>> start

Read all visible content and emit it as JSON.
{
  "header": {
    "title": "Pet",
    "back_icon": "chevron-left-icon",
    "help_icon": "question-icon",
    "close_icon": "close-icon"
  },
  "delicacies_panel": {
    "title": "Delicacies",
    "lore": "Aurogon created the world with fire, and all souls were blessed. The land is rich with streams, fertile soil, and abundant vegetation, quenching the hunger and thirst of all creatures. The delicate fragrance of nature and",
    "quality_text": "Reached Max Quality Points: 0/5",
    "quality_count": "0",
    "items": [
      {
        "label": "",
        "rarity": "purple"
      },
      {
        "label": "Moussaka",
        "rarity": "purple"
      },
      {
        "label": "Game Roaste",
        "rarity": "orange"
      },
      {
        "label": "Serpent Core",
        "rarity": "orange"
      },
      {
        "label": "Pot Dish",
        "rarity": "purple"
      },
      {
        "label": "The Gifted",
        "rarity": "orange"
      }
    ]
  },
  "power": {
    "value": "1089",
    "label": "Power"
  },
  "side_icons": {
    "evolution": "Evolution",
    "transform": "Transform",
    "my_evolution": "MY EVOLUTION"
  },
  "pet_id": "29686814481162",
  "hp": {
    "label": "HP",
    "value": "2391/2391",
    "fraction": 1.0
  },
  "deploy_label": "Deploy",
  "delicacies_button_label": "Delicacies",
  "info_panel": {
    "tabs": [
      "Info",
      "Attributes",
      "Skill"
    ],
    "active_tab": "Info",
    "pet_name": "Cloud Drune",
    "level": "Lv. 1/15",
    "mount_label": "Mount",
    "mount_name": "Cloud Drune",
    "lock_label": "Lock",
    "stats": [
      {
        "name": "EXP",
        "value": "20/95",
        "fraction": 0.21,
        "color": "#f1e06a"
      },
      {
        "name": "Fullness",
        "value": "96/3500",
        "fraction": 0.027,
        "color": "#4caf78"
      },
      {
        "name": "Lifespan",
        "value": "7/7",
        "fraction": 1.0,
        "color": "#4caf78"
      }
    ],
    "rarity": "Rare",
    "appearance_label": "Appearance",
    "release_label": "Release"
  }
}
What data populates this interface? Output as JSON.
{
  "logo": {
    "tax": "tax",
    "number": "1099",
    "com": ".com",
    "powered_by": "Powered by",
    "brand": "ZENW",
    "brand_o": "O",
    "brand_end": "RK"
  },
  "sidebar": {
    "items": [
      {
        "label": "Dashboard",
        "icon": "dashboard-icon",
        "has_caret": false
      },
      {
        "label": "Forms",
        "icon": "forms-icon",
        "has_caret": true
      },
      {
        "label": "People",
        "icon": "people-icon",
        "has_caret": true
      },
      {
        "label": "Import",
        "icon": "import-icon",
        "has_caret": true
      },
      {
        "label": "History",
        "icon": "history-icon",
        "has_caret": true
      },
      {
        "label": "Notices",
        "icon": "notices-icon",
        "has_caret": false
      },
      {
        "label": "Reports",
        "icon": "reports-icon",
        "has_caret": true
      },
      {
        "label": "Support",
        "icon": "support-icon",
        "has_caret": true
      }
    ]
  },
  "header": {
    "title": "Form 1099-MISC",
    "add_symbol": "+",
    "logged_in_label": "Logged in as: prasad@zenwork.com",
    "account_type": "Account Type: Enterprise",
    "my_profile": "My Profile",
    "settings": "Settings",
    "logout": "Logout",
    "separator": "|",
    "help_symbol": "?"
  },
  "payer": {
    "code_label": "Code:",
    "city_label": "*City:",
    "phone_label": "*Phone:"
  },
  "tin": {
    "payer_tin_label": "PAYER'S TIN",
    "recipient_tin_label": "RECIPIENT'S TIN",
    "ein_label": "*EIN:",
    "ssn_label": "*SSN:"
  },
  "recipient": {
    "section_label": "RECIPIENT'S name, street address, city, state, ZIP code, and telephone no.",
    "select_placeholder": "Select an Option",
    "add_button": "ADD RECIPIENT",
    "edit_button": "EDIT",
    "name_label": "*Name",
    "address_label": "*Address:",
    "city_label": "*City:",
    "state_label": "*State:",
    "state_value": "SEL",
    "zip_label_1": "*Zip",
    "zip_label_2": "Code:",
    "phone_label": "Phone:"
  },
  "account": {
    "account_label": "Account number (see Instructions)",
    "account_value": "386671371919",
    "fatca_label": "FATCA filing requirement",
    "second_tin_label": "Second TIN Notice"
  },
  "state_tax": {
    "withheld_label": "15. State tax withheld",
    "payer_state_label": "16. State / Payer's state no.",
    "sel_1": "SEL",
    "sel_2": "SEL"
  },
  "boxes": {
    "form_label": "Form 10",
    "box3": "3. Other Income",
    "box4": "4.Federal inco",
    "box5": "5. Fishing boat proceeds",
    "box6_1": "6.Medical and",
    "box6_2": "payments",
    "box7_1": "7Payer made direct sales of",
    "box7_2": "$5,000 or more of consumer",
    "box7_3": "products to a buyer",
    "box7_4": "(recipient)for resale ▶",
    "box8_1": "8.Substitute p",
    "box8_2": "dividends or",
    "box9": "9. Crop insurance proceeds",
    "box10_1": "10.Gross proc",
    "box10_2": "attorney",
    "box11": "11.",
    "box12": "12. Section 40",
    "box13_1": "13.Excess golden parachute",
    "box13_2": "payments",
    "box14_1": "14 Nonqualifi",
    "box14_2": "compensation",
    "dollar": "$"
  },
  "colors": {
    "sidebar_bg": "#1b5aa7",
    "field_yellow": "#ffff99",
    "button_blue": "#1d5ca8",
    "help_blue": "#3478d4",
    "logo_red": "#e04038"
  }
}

>> end

Each line of the material should be duplicated exactly, please.

*EXERCISE ANSWER*.
Read all visible content and emit it as JSON.
{
  "header": {
    "title": "Pet",
    "back_icon": "chevron-left-icon",
    "help_icon": "question-icon",
    "close_icon": "close-icon"
  },
  "delicacies_panel": {
    "title": "Delicacies",
    "lore": "Aurogon created the world with fire, and all souls were blessed. The land is rich with streams, fertile soil, and abundant vegetation, quenching the hunger and thirst of all creatures. The delicate fragrance of nature and",
    "quality_text": "Reached Max Quality Points: 0/5",
    "quality_count": "0",
    "items": [
      {
        "label": "",
        "rarity": "purple"
      },
      {
        "label": "Moussaka",
        "rarity": "purple"
      },
      {
        "label": "Game Roaste",
        "rarity": "orange"
      },
      {
        "label": "Serpent Core",
        "rarity": "orange"
      },
      {
        "label": "Pot Dish",
        "rarity": "purple"
      },
      {
        "label": "The Gifted",
        "rarity": "orange"
      }
    ]
  },
  "power": {
    "value": "1089",
    "label": "Power"
  },
  "side_icons": {
    "evolution": "Evolution",
    "transform": "Transform",
    "my_evolution": "MY EVOLUTION"
  },
  "pet_id": "29686814481162",
  "hp": {
    "label": "HP",
    "value": "2391/2391",
    "fraction": 1.0
  },
  "deploy_label": "Deploy",
  "delicacies_button_label": "Delicacies",
  "info_panel": {
    "tabs": [
      "Info",
      "Attributes",
      "Skill"
    ],
    "active_tab": "Info",
    "pet_name": "Cloud Drune",
    "level": "Lv. 1/15",
    "mount_label": "Mount",
    "mount_name": "Cloud Drune",
    "lock_label": "Lock",
    "stats": [
      {
        "name": "EXP",
        "value": "20/95",
        "fraction": 0.21,
        "color": "#f1e06a"
      },
      {
        "name": "Fullness",
        "value": "96/3500",
        "fraction": 0.027,
        "color": "#4caf78"
      },
      {
        "name": "Lifespan",
        "value": "7/7",
        "fraction": 1.0,
        "color": "#4caf78"
      }
    ],
    "rarity": "Rare",
    "appearance_label": "Appearance",
    "release_label": "Release"
  }
}
What data populates this interface? Output as JSON.
{
  "logo": {
    "tax": "tax",
    "number": "1099",
    "com": ".com",
    "powered_by": "Powered by",
    "brand": "ZENW",
    "brand_o": "O",
    "brand_end": "RK"
  },
  "sidebar": {
    "items": [
      {
        "label": "Dashboard",
        "icon": "dashboard-icon",
        "has_caret": false
      },
      {
        "label": "Forms",
        "icon": "forms-icon",
        "has_caret": true
      },
      {
        "label": "People",
        "icon": "people-icon",
        "has_caret": true
      },
      {
        "label": "Import",
        "icon": "import-icon",
        "has_caret": true
      },
      {
        "label": "History",
        "icon": "history-icon",
        "has_caret": true
      },
      {
        "label": "Notices",
        "icon": "notices-icon",
        "has_caret": false
      },
      {
        "label": "Reports",
        "icon": "reports-icon",
        "has_caret": true
      },
      {
        "label": "Support",
        "icon": "support-icon",
        "has_caret": true
      }
    ]
  },
  "header": {
    "title": "Form 1099-MISC",
    "add_symbol": "+",
    "logged_in_label": "Logged in as: prasad@zenwork.com",
    "account_type": "Account Type: Enterprise",
    "my_profile": "My Profile",
    "settings": "Settings",
    "logout": "Logout",
    "separator": "|",
    "help_symbol": "?"
  },
  "payer": {
    "code_label": "Code:",
    "city_label": "*City:",
    "phone_label": "*Phone:"
  },
  "tin": {
    "payer_tin_label": "PAYER'S TIN",
    "recipient_tin_label": "RECIPIENT'S TIN",
    "ein_label": "*EIN:",
    "ssn_label": "*SSN:"
  },
  "recipient": {
    "section_label": "RECIPIENT'S name, street address, city, state, ZIP code, and telephone no.",
    "select_placeholder": "Select an Option",
    "add_button": "ADD RECIPIENT",
    "edit_button": "EDIT",
    "name_label": "*Name",
    "address_label": "*Address:",
    "city_label": "*City:",
    "state_label": "*State:",
    "state_value": "SEL",
    "zip_label_1": "*Zip",
    "zip_label_2": "Code:",
    "phone_label": "Phone:"
  },
  "account": {
    "account_label": "Account number (see Instructions)",
    "account_value": "386671371919",
    "fatca_label": "FATCA filing requirement",
    "second_tin_label": "Second TIN Notice"
  },
  "state_tax": {
    "withheld_label": "15. State tax withheld",
    "payer_state_label": "16. State / Payer's state no.",
    "sel_1": "SEL",
    "sel_2": "SEL"
  },
  "boxes": {
    "form_label": "Form 10",
    "box3": "3. Other Income",
    "box4": "4.Federal inco",
    "box5": "5. Fishing boat proceeds",
    "box6_1": "6.Medical and",
    "box6_2": "payments",
    "box7_1": "7Payer made direct sales of",
    "box7_2": "$5,000 or more of consumer",
    "box7_3": "products to a buyer",
    "box7_4": "(recipient)for resale ▶",
    "box8_1": "8.Substitute p",
    "box8_2": "dividends or",
    "box9": "9. Crop insurance proceeds",
    "box10_1": "10.Gross proc",
    "box10_2": "attorney",
    "box11": "11.",
    "box12": "12. Section 40",
    "box13_1": "13.Excess golden parachute",
    "box13_2": "payments",
    "box14_1": "14 Nonqualifi",
    "box14_2": "compensation",
    "dollar": "$"
  },
  "colors": {
    "sidebar_bg": "#1b5aa7",
    "field_yellow": "#ffff99",
    "button_blue": "#1d5ca8",
    "help_blue": "#3478d4",
    "logo_red": "#e04038"
  }
}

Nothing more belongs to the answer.